→ EXERCISE DETAILS
Identify all lines below that hold "name" and collect them.

-- EXERCISE MATERIALS start --

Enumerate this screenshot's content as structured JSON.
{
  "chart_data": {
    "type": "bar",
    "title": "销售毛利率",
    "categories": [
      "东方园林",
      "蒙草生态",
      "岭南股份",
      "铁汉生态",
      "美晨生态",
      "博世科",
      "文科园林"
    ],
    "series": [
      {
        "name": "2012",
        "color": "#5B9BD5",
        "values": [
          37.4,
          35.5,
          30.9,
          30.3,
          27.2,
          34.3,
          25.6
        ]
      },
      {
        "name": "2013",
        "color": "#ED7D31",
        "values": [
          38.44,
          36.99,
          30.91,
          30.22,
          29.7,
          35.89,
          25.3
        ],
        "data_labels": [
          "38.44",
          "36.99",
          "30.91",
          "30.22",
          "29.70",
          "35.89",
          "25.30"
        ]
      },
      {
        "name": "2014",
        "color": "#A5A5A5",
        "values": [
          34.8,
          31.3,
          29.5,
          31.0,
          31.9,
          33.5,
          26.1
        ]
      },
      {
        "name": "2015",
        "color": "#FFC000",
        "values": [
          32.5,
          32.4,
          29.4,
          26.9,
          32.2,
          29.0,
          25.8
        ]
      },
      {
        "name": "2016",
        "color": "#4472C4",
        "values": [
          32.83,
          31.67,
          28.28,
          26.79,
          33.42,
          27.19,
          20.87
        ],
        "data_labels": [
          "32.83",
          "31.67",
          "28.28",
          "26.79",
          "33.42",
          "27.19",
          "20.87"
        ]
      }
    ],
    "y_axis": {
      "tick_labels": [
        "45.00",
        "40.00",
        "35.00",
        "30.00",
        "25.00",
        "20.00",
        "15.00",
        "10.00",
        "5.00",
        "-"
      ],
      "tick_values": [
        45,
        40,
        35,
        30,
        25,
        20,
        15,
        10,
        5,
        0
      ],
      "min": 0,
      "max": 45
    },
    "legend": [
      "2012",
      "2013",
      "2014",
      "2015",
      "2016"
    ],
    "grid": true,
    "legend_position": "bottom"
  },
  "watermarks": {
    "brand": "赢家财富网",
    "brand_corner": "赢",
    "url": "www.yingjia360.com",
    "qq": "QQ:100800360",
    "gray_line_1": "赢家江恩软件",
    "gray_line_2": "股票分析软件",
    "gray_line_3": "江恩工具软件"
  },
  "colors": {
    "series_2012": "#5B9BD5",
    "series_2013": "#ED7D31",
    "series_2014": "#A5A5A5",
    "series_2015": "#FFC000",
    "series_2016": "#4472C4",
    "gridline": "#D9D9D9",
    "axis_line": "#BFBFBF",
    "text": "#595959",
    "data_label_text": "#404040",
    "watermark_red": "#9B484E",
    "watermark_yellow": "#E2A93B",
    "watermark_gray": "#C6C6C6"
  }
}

-- EXERCISE MATERIALS end --

→ SOLUTION FOR THIS TASK
        "name": "2012",
        "name": "2013",
        "name": "2014",
        "name": "2015",
        "name": "2016",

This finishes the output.